WHAT NEEDS TO BE DONE
Rewrite the records below, changing every "toolbar-button" to "tool-button" and keeping everything else as it is.

***** LISTED RECORDS

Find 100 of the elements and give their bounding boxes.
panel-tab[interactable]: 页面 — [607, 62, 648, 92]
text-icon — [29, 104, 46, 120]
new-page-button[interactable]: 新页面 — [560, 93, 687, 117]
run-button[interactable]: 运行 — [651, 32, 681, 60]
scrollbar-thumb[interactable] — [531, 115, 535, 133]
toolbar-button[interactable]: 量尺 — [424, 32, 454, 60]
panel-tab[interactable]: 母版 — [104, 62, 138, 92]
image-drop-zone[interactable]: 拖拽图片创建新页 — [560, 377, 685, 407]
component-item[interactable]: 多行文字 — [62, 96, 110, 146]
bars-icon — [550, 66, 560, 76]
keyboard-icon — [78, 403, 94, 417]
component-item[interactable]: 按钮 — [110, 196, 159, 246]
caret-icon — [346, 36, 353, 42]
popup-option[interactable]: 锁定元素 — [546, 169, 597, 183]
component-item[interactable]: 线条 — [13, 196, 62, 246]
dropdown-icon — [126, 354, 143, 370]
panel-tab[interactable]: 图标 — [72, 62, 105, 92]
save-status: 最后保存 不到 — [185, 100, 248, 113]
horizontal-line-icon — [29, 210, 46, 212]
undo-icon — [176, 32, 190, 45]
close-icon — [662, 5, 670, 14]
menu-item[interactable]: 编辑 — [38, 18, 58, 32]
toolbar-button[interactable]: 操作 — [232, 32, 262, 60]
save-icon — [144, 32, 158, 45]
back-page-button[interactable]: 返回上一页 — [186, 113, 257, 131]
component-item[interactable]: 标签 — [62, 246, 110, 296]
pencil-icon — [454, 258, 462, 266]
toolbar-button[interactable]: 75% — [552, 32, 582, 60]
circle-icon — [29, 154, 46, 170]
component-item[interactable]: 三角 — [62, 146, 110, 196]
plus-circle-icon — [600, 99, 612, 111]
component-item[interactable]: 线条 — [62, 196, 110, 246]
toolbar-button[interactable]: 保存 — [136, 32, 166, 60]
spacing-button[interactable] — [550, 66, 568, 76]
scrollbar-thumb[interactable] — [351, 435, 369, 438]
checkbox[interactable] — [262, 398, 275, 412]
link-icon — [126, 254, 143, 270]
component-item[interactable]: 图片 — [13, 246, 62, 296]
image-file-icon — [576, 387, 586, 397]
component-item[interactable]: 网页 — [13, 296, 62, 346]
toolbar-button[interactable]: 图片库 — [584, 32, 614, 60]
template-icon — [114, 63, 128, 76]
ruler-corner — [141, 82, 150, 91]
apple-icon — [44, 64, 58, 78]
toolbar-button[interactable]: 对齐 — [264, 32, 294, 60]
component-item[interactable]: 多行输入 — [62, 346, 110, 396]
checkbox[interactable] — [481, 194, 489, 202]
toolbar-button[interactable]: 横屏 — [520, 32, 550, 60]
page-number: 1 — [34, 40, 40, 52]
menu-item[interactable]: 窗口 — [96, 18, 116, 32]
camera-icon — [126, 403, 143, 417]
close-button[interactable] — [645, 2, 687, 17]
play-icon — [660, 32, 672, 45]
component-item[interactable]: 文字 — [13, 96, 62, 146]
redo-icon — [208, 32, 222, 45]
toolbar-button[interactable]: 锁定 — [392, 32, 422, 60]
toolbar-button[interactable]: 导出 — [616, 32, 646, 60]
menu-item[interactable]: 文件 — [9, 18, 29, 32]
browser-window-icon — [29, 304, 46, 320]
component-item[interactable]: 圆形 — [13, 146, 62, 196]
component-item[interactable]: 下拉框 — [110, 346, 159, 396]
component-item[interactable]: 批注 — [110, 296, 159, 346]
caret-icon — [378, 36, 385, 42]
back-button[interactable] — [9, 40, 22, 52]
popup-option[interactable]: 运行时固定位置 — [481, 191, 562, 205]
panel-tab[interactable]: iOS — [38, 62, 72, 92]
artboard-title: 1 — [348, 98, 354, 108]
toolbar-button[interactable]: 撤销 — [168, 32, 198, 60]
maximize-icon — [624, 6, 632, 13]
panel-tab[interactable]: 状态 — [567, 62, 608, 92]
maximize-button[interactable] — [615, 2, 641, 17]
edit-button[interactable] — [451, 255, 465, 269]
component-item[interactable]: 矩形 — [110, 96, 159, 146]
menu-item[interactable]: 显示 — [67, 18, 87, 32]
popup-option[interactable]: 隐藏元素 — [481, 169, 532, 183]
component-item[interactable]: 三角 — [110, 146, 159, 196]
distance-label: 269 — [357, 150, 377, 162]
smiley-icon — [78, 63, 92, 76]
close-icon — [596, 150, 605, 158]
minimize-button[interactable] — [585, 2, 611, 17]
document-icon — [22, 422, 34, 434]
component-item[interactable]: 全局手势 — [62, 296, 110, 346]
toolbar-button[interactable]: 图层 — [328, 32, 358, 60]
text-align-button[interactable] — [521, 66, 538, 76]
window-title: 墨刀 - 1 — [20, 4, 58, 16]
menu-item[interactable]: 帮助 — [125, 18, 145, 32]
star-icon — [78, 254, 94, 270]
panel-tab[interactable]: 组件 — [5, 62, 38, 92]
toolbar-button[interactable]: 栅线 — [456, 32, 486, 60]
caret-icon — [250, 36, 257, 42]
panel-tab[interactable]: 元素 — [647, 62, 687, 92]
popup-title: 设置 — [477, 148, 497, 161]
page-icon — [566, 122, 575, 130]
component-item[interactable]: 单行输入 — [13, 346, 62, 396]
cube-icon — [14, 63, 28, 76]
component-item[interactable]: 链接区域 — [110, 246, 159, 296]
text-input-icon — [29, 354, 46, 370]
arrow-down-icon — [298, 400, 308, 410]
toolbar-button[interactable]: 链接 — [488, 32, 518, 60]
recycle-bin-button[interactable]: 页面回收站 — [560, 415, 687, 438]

**********

RESPONSE BELOW
Find 100 of the elements and give their bounding boxes.
panel-tab[interactable]: 页面 — [607, 62, 648, 92]
text-icon — [29, 104, 46, 120]
new-page-button[interactable]: 新页面 — [560, 93, 687, 117]
run-button[interactable]: 运行 — [651, 32, 681, 60]
scrollbar-thumb[interactable] — [531, 115, 535, 133]
tool-button[interactable]: 量尺 — [424, 32, 454, 60]
panel-tab[interactable]: 母版 — [104, 62, 138, 92]
image-drop-zone[interactable]: 拖拽图片创建新页 — [560, 377, 685, 407]
component-item[interactable]: 多行文字 — [62, 96, 110, 146]
bars-icon — [550, 66, 560, 76]
keyboard-icon — [78, 403, 94, 417]
component-item[interactable]: 按钮 — [110, 196, 159, 246]
caret-icon — [346, 36, 353, 42]
popup-option[interactable]: 锁定元素 — [546, 169, 597, 183]
component-item[interactable]: 线条 — [13, 196, 62, 246]
dropdown-icon — [126, 354, 143, 370]
panel-tab[interactable]: 图标 — [72, 62, 105, 92]
save-status: 最后保存 不到 — [185, 100, 248, 113]
horizontal-line-icon — [29, 210, 46, 212]
undo-icon — [176, 32, 190, 45]
close-icon — [662, 5, 670, 14]
menu-item[interactable]: 编辑 — [38, 18, 58, 32]
tool-button[interactable]: 操作 — [232, 32, 262, 60]
save-icon — [144, 32, 158, 45]
back-page-button[interactable]: 返回上一页 — [186, 113, 257, 131]
component-item[interactable]: 标签 — [62, 246, 110, 296]
pencil-icon — [454, 258, 462, 266]
tool-button[interactable]: 75% — [552, 32, 582, 60]
circle-icon — [29, 154, 46, 170]
component-item[interactable]: 三角 — [62, 146, 110, 196]
plus-circle-icon — [600, 99, 612, 111]
component-item[interactable]: 线条 — [62, 196, 110, 246]
tool-button[interactable]: 保存 — [136, 32, 166, 60]
spacing-button[interactable] — [550, 66, 568, 76]
scrollbar-thumb[interactable] — [351, 435, 369, 438]
checkbox[interactable] — [262, 398, 275, 412]
link-icon — [126, 254, 143, 270]
component-item[interactable]: 图片 — [13, 246, 62, 296]
image-file-icon — [576, 387, 586, 397]
component-item[interactable]: 网页 — [13, 296, 62, 346]
tool-button[interactable]: 图片库 — [584, 32, 614, 60]
template-icon — [114, 63, 128, 76]
ruler-corner — [141, 82, 150, 91]
apple-icon — [44, 64, 58, 78]
tool-button[interactable]: 对齐 — [264, 32, 294, 60]
component-item[interactable]: 多行输入 — [62, 346, 110, 396]
checkbox[interactable] — [481, 194, 489, 202]
tool-button[interactable]: 横屏 — [520, 32, 550, 60]
page-number: 1 — [34, 40, 40, 52]
menu-item[interactable]: 窗口 — [96, 18, 116, 32]
camera-icon — [126, 403, 143, 417]
close-button[interactable] — [645, 2, 687, 17]
play-icon — [660, 32, 672, 45]
component-item[interactable]: 文字 — [13, 96, 62, 146]
redo-icon — [208, 32, 222, 45]
tool-button[interactable]: 锁定 — [392, 32, 422, 60]
tool-button[interactable]: 导出 — [616, 32, 646, 60]
menu-item[interactable]: 文件 — [9, 18, 29, 32]
browser-window-icon — [29, 304, 46, 320]
component-item[interactable]: 圆形 — [13, 146, 62, 196]
component-item[interactable]: 下拉框 — [110, 346, 159, 396]
component-item[interactable]: 批注 — [110, 296, 159, 346]
caret-icon — [378, 36, 385, 42]
back-button[interactable] — [9, 40, 22, 52]
popup-option[interactable]: 运行时固定位置 — [481, 191, 562, 205]
panel-tab[interactable]: iOS — [38, 62, 72, 92]
artboard-title: 1 — [348, 98, 354, 108]
tool-button[interactable]: 撤销 — [168, 32, 198, 60]
maximize-icon — [624, 6, 632, 13]
panel-tab[interactable]: 状态 — [567, 62, 608, 92]
maximize-button[interactable] — [615, 2, 641, 17]
edit-button[interactable] — [451, 255, 465, 269]
component-item[interactable]: 矩形 — [110, 96, 159, 146]
menu-item[interactable]: 显示 — [67, 18, 87, 32]
popup-option[interactable]: 隐藏元素 — [481, 169, 532, 183]
component-item[interactable]: 三角 — [110, 146, 159, 196]
distance-label: 269 — [357, 150, 377, 162]
smiley-icon — [78, 63, 92, 76]
close-icon — [596, 150, 605, 158]
minimize-button[interactable] — [585, 2, 611, 17]
document-icon — [22, 422, 34, 434]
component-item[interactable]: 全局手势 — [62, 296, 110, 346]
tool-button[interactable]: 图层 — [328, 32, 358, 60]
text-align-button[interactable] — [521, 66, 538, 76]
window-title: 墨刀 - 1 — [20, 4, 58, 16]
menu-item[interactable]: 帮助 — [125, 18, 145, 32]
star-icon — [78, 254, 94, 270]
panel-tab[interactable]: 组件 — [5, 62, 38, 92]
tool-button[interactable]: 栅线 — [456, 32, 486, 60]
caret-icon — [250, 36, 257, 42]
panel-tab[interactable]: 元素 — [647, 62, 687, 92]
popup-title: 设置 — [477, 148, 497, 161]
page-icon — [566, 122, 575, 130]
component-item[interactable]: 单行输入 — [13, 346, 62, 396]
cube-icon — [14, 63, 28, 76]
component-item[interactable]: 链接区域 — [110, 246, 159, 296]
text-input-icon — [29, 354, 46, 370]
arrow-down-icon — [298, 400, 308, 410]
tool-button[interactable]: 链接 — [488, 32, 518, 60]
recycle-bin-button[interactable]: 页面回收站 — [560, 415, 687, 438]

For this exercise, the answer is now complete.